**RECORDS FOR THIS TASK**
☆ ☆ ☆ ☆ ☆ ☆ ☆

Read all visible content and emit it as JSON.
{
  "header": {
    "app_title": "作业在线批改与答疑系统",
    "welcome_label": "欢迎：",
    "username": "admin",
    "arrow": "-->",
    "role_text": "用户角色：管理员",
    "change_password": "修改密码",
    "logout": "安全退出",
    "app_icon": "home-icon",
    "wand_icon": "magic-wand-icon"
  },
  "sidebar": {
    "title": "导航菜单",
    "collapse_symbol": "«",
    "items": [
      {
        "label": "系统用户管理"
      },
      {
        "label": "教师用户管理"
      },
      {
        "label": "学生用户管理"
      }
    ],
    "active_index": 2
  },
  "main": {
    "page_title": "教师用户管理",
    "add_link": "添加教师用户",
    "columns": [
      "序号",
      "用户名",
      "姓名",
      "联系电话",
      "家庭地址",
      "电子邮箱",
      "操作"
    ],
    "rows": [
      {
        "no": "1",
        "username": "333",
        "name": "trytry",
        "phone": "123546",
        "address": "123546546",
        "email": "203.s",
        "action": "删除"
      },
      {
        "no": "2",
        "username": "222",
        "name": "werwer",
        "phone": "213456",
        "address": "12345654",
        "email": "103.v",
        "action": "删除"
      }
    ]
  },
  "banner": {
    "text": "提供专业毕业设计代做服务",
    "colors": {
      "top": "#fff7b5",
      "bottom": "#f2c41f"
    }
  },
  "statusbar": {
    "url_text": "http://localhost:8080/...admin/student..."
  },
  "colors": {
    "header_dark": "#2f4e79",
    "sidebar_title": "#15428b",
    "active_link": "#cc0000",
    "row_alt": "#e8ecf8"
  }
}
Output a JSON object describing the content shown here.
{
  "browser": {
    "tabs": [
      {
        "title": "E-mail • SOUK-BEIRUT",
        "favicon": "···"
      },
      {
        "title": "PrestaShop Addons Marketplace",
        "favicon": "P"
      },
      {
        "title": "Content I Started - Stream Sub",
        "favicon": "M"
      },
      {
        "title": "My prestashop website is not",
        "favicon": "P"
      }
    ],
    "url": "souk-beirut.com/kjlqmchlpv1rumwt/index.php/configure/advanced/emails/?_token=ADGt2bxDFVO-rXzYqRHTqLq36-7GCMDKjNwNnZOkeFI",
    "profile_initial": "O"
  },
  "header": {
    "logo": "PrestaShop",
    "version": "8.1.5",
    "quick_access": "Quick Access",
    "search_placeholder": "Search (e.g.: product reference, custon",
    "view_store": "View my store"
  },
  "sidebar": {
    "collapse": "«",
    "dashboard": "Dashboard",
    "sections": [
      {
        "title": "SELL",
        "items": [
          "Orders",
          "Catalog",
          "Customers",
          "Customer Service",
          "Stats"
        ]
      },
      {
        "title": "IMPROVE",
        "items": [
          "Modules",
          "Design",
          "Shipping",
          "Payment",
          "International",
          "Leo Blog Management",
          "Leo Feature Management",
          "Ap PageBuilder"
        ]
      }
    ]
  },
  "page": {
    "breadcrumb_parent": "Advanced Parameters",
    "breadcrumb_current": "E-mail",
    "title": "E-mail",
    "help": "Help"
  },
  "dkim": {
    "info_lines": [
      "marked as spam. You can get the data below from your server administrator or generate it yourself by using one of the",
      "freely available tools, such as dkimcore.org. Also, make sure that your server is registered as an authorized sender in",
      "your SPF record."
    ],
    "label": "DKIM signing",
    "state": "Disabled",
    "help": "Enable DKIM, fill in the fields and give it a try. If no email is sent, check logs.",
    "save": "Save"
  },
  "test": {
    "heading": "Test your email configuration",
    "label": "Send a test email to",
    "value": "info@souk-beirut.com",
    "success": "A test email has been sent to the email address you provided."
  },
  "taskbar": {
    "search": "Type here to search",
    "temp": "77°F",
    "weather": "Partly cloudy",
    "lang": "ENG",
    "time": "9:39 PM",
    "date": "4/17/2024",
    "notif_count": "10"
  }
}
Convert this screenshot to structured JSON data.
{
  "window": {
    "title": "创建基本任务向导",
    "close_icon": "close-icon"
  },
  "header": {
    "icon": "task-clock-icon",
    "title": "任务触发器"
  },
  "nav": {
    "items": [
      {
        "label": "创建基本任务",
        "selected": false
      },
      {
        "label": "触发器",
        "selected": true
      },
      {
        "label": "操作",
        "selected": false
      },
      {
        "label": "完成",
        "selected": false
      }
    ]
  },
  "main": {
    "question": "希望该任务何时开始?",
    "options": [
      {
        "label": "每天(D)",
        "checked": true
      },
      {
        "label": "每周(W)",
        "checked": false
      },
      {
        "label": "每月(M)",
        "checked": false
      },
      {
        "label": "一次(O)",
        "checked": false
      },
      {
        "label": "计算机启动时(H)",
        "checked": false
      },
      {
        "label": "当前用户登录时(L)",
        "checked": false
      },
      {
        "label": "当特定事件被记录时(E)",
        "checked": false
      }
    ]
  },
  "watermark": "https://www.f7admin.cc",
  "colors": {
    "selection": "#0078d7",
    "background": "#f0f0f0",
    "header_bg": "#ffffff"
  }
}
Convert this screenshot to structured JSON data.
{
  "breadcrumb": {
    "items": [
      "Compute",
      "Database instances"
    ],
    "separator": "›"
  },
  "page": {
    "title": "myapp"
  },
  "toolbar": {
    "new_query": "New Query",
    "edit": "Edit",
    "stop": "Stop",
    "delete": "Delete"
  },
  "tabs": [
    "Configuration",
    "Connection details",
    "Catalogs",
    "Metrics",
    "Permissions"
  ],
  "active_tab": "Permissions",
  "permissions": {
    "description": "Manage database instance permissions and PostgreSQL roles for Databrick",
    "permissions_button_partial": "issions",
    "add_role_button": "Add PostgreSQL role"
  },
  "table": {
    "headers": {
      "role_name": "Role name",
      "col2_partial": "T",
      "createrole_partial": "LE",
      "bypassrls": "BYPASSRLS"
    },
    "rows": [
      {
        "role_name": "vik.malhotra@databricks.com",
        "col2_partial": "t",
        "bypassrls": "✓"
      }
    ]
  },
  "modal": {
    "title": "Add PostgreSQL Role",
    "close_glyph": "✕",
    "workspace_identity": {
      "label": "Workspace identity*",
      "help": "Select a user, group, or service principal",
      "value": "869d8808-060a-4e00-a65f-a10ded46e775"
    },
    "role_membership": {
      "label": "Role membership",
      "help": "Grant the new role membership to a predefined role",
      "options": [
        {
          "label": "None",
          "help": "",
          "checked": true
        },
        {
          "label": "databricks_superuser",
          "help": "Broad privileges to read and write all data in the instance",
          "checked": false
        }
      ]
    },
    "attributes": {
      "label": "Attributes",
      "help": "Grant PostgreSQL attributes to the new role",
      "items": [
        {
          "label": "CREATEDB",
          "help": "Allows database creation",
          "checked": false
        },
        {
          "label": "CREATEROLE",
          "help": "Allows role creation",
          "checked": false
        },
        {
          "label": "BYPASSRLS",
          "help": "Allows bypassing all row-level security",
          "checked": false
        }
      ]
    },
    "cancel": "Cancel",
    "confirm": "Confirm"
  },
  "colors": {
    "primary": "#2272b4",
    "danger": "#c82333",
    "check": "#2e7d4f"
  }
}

☆ ☆ ☆ ☆ ☆ ☆ ☆

**AIM**
Every line of the data above should be reproduced word for word.

**WORKED SOLUTION**
Read all visible content and emit it as JSON.
{
  "header": {
    "app_title": "作业在线批改与答疑系统",
    "welcome_label": "欢迎：",
    "username": "admin",
    "arrow": "-->",
    "role_text": "用户角色：管理员",
    "change_password": "修改密码",
    "logout": "安全退出",
    "app_icon": "home-icon",
    "wand_icon": "magic-wand-icon"
  },
  "sidebar": {
    "title": "导航菜单",
    "collapse_symbol": "«",
    "items": [
      {
        "label": "系统用户管理"
      },
      {
        "label": "教师用户管理"
      },
      {
        "label": "学生用户管理"
      }
    ],
    "active_index": 2
  },
  "main": {
    "page_title": "教师用户管理",
    "add_link": "添加教师用户",
    "columns": [
      "序号",
      "用户名",
      "姓名",
      "联系电话",
      "家庭地址",
      "电子邮箱",
      "操作"
    ],
    "rows": [
      {
        "no": "1",
        "username": "333",
        "name": "trytry",
        "phone": "123546",
        "address": "123546546",
        "email": "203.s",
        "action": "删除"
      },
      {
        "no": "2",
        "username": "222",
        "name": "werwer",
        "phone": "213456",
        "address": "12345654",
        "email": "103.v",
        "action": "删除"
      }
    ]
  },
  "banner": {
    "text": "提供专业毕业设计代做服务",
    "colors": {
      "top": "#fff7b5",
      "bottom": "#f2c41f"
    }
  },
  "statusbar": {
    "url_text": "http://localhost:8080/...admin/student..."
  },
  "colors": {
    "header_dark": "#2f4e79",
    "sidebar_title": "#15428b",
    "active_link": "#cc0000",
    "row_alt": "#e8ecf8"
  }
}
Output a JSON object describing the content shown here.
{
  "browser": {
    "tabs": [
      {
        "title": "E-mail • SOUK-BEIRUT",
        "favicon": "···"
      },
      {
        "title": "PrestaShop Addons Marketplace",
        "favicon": "P"
      },
      {
        "title": "Content I Started - Stream Sub",
        "favicon": "M"
      },
      {
        "title": "My prestashop website is not",
        "favicon": "P"
      }
    ],
    "url": "souk-beirut.com/kjlqmchlpv1rumwt/index.php/configure/advanced/emails/?_token=ADGt2bxDFVO-rXzYqRHTqLq36-7GCMDKjNwNnZOkeFI",
    "profile_initial": "O"
  },
  "header": {
    "logo": "PrestaShop",
    "version": "8.1.5",
    "quick_access": "Quick Access",
    "search_placeholder": "Search (e.g.: product reference, custon",
    "view_store": "View my store"
  },
  "sidebar": {
    "collapse": "«",
    "dashboard": "Dashboard",
    "sections": [
      {
        "title": "SELL",
        "items": [
          "Orders",
          "Catalog",
          "Customers",
          "Customer Service",
          "Stats"
        ]
      },
      {
        "title": "IMPROVE",
        "items": [
          "Modules",
          "Design",
          "Shipping",
          "Payment",
          "International",
          "Leo Blog Management",
          "Leo Feature Management",
          "Ap PageBuilder"
        ]
      }
    ]
  },
  "page": {
    "breadcrumb_parent": "Advanced Parameters",
    "breadcrumb_current": "E-mail",
    "title": "E-mail",
    "help": "Help"
  },
  "dkim": {
    "info_lines": [
      "marked as spam. You can get the data below from your server administrator or generate it yourself by using one of the",
      "freely available tools, such as dkimcore.org. Also, make sure that your server is registered as an authorized sender in",
      "your SPF record."
    ],
    "label": "DKIM signing",
    "state": "Disabled",
    "help": "Enable DKIM, fill in the fields and give it a try. If no email is sent, check logs.",
    "save": "Save"
  },
  "test": {
    "heading": "Test your email configuration",
    "label": "Send a test email to",
    "value": "info@souk-beirut.com",
    "success": "A test email has been sent to the email address you provided."
  },
  "taskbar": {
    "search": "Type here to search",
    "temp": "77°F",
    "weather": "Partly cloudy",
    "lang": "ENG",
    "time": "9:39 PM",
    "date": "4/17/2024",
    "notif_count": "10"
  }
}
Convert this screenshot to structured JSON data.
{
  "window": {
    "title": "创建基本任务向导",
    "close_icon": "close-icon"
  },
  "header": {
    "icon": "task-clock-icon",
    "title": "任务触发器"
  },
  "nav": {
    "items": [
      {
        "label": "创建基本任务",
        "selected": false
      },
      {
        "label": "触发器",
        "selected": true
      },
      {
        "label": "操作",
        "selected": false
      },
      {
        "label": "完成",
        "selected": false
      }
    ]
  },
  "main": {
    "question": "希望该任务何时开始?",
    "options": [
      {
        "label": "每天(D)",
        "checked": true
      },
      {
        "label": "每周(W)",
        "checked": false
      },
      {
        "label": "每月(M)",
        "checked": false
      },
      {
        "label": "一次(O)",
        "checked": false
      },
      {
        "label": "计算机启动时(H)",
        "checked": false
      },
      {
        "label": "当前用户登录时(L)",
        "checked": false
      },
      {
        "label": "当特定事件被记录时(E)",
        "checked": false
      }
    ]
  },
  "watermark": "https://www.f7admin.cc",
  "colors": {
    "selection": "#0078d7",
    "background": "#f0f0f0",
    "header_bg": "#ffffff"
  }
}
Convert this screenshot to structured JSON data.
{
  "breadcrumb": {
    "items": [
      "Compute",
      "Database instances"
    ],
    "separator": "›"
  },
  "page": {
    "title": "myapp"
  },
  "toolbar": {
    "new_query": "New Query",
    "edit": "Edit",
    "stop": "Stop",
    "delete": "Delete"
  },
  "tabs": [
    "Configuration",
    "Connection details",
    "Catalogs",
    "Metrics",
    "Permissions"
  ],
  "active_tab": "Permissions",
  "permissions": {
    "description": "Manage database instance permissions and PostgreSQL roles for Databrick",
    "permissions_button_partial": "issions",
    "add_role_button": "Add PostgreSQL role"
  },
  "table": {
    "headers": {
      "role_name": "Role name",
      "col2_partial": "T",
      "createrole_partial": "LE",
      "bypassrls": "BYPASSRLS"
    },
    "rows": [
      {
        "role_name": "vik.malhotra@databricks.com",
        "col2_partial": "t",
        "bypassrls": "✓"
      }
    ]
  },
  "modal": {
    "title": "Add PostgreSQL Role",
    "close_glyph": "✕",
    "workspace_identity": {
      "label": "Workspace identity*",
      "help": "Select a user, group, or service principal",
      "value": "869d8808-060a-4e00-a65f-a10ded46e775"
    },
    "role_membership": {
      "label": "Role membership",
      "help": "Grant the new role membership to a predefined role",
      "options": [
        {
          "label": "None",
          "help": "",
          "checked": true
        },
        {
          "label": "databricks_superuser",
          "help": "Broad privileges to read and write all data in the instance",
          "checked": false
        }
      ]
    },
    "attributes": {
      "label": "Attributes",
      "help": "Grant PostgreSQL attributes to the new role",
      "items": [
        {
          "label": "CREATEDB",
          "help": "Allows database creation",
          "checked": false
        },
        {
          "label": "CREATEROLE",
          "help": "Allows role creation",
          "checked": false
        },
        {
          "label": "BYPASSRLS",
          "help": "Allows bypassing all row-level security",
          "checked": false
        }
      ]
    },
    "cancel": "Cancel",
    "confirm": "Confirm"
  },
  "colors": {
    "primary": "#2272b4",
    "danger": "#c82333",
    "check": "#2e7d4f"
  }
}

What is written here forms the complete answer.